Provided entries ->
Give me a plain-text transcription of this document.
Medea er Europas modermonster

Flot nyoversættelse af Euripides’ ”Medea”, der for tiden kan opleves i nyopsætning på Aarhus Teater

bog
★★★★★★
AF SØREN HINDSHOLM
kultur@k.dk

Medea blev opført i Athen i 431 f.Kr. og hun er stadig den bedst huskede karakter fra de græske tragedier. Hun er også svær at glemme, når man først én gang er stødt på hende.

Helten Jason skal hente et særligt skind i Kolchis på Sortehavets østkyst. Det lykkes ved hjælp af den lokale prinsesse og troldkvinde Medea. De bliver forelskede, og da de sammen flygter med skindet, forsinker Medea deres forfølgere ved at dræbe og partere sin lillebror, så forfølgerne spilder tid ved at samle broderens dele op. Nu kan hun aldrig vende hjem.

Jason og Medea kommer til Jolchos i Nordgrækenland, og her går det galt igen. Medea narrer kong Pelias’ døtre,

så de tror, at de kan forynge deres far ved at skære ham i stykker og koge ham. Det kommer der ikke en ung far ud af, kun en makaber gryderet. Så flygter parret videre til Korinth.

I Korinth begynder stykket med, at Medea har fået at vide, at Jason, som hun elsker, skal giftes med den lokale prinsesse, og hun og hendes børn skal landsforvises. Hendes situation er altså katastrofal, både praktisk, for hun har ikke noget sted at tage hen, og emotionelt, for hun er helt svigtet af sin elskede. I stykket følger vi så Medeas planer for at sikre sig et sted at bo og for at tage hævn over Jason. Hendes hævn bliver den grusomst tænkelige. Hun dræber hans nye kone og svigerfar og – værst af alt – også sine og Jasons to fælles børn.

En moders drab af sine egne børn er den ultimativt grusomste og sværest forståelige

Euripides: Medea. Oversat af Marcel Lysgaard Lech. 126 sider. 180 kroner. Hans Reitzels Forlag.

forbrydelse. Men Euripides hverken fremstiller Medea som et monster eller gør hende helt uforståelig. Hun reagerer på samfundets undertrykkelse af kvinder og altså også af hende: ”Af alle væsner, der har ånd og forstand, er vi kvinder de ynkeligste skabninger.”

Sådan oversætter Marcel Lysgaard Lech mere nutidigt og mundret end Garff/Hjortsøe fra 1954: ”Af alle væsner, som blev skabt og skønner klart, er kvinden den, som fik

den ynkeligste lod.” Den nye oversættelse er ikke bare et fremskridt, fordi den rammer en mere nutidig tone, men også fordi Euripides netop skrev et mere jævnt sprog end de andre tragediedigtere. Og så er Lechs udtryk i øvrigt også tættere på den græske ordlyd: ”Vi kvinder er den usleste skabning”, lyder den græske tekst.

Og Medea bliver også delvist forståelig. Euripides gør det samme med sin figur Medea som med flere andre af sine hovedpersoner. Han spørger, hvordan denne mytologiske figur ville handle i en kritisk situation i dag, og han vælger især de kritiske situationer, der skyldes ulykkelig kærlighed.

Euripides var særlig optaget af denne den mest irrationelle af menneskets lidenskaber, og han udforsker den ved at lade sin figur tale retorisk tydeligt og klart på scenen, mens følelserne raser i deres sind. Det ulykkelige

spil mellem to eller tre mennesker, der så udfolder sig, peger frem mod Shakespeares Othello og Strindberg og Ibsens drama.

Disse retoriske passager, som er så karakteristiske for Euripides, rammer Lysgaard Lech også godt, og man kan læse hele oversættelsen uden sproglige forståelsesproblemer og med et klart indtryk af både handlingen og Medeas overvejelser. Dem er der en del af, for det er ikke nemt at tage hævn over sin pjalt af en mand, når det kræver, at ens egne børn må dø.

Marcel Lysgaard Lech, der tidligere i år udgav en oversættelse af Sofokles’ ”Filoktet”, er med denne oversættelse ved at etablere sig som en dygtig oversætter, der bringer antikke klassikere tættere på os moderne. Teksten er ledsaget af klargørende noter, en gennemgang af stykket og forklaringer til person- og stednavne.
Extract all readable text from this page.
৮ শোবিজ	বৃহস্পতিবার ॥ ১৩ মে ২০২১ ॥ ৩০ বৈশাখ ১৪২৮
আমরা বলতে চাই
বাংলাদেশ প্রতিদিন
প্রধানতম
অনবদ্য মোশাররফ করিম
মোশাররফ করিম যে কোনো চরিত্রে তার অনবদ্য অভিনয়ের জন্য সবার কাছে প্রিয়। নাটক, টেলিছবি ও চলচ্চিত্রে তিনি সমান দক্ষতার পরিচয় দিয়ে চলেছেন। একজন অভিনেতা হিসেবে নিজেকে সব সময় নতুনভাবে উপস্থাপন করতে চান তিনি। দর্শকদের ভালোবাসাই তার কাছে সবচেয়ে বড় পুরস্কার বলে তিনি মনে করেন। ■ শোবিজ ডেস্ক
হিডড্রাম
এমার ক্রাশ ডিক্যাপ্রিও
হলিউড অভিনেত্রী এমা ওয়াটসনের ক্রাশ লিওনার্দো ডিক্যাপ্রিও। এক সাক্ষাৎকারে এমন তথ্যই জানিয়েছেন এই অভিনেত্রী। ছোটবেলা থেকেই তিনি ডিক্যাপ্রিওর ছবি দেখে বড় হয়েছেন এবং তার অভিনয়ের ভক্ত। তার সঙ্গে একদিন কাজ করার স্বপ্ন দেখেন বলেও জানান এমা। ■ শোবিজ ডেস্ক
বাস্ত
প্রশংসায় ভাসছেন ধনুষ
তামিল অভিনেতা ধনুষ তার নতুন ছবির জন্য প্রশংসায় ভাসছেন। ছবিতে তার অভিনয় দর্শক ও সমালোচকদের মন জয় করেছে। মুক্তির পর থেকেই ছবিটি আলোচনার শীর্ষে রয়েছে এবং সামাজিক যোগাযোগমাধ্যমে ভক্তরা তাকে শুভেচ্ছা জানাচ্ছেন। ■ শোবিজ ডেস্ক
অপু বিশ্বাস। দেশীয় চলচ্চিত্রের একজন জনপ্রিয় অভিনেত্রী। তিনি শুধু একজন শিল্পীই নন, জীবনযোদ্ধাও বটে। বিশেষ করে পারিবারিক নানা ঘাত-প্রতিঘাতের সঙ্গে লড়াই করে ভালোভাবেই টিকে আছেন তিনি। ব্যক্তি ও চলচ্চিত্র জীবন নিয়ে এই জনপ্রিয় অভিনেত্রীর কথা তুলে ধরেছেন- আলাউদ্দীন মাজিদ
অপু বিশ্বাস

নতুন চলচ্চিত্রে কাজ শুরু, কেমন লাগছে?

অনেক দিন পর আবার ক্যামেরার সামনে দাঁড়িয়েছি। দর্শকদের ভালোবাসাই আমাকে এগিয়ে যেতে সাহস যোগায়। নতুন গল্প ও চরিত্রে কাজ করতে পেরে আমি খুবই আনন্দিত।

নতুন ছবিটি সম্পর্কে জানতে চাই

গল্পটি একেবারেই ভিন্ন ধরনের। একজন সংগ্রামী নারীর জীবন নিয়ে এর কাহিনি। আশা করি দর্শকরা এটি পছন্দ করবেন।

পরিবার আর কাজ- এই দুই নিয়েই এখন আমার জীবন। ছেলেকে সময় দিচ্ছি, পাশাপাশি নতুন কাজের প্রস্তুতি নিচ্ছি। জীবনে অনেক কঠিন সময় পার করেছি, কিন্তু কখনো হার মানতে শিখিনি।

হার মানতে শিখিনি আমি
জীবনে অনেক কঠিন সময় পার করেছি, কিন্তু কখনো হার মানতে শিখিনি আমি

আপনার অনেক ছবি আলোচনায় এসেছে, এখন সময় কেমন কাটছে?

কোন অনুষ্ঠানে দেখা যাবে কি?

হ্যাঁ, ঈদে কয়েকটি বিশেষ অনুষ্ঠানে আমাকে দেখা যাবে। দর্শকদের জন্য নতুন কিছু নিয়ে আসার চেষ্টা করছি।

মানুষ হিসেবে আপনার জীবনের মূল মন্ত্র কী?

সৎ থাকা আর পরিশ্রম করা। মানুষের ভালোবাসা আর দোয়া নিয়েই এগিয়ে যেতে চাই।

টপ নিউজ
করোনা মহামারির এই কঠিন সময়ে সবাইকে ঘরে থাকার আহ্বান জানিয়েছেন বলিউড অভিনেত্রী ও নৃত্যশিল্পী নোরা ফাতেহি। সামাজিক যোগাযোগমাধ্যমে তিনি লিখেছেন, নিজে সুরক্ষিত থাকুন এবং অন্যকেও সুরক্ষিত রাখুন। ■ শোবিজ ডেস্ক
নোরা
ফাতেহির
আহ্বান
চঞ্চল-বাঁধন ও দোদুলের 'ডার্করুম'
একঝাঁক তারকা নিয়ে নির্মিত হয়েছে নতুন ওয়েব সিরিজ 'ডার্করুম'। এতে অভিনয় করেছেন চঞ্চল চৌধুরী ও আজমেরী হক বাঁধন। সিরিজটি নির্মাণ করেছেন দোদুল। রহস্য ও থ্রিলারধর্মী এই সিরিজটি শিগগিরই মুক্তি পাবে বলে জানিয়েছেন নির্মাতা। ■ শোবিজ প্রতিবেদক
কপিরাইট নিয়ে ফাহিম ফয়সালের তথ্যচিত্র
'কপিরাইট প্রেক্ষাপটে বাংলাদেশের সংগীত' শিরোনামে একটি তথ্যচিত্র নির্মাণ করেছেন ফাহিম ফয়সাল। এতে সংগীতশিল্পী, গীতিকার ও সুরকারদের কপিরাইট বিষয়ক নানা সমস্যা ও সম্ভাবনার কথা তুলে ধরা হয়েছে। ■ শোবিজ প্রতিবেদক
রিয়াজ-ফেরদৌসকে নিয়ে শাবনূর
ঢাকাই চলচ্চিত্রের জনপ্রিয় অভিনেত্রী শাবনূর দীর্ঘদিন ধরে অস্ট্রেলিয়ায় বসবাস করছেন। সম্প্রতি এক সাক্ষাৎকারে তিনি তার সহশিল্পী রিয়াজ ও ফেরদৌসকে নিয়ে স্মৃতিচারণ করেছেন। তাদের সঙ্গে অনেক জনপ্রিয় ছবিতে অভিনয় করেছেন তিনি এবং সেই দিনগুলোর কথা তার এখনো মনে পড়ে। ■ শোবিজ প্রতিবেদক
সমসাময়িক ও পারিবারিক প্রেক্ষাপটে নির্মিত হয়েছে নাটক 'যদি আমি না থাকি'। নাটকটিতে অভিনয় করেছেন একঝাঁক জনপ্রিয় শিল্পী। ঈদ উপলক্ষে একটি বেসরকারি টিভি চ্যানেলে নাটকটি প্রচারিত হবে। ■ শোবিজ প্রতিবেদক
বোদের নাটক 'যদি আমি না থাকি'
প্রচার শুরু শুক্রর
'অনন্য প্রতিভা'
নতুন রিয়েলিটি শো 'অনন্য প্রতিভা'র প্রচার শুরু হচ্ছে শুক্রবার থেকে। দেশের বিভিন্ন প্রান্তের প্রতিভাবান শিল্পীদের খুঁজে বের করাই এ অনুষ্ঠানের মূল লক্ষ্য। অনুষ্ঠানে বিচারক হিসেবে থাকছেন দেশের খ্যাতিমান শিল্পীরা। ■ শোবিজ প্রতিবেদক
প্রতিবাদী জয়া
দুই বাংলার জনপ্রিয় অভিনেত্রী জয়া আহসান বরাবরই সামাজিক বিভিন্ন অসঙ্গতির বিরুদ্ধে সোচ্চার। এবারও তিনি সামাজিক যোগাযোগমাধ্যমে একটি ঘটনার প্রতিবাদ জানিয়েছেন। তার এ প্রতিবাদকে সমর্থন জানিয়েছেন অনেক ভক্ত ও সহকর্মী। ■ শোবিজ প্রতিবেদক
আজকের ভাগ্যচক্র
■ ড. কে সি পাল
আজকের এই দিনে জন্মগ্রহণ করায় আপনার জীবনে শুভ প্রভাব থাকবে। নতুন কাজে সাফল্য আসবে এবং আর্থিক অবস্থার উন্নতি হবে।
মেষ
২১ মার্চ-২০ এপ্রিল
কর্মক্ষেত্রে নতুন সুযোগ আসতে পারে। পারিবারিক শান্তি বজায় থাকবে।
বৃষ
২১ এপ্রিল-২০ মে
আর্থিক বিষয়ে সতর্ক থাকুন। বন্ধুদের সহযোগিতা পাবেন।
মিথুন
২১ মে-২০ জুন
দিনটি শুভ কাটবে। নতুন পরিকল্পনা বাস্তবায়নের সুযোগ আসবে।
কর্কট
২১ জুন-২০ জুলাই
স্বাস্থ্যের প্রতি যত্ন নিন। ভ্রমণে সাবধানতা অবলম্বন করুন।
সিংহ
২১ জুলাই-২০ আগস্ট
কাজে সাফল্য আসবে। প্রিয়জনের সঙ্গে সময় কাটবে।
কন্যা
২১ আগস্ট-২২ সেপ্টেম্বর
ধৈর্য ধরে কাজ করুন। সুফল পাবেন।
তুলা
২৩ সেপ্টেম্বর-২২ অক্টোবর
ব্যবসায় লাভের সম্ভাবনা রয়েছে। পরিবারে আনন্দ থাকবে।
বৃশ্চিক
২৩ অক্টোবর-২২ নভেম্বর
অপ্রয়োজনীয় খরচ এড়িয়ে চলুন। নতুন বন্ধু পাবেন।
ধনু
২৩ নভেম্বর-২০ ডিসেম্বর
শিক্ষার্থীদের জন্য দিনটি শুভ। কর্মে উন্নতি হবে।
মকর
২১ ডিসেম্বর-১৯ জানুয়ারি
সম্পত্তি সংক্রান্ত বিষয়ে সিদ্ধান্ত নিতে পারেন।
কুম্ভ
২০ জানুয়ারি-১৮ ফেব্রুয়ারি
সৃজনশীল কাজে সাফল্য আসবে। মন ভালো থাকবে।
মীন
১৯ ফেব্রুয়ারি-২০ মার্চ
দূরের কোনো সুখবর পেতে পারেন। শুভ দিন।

Task prompt -> Of the lines in the records, how many contain the word "flygter"? Answer with the number and nothing else.

Task output -> 2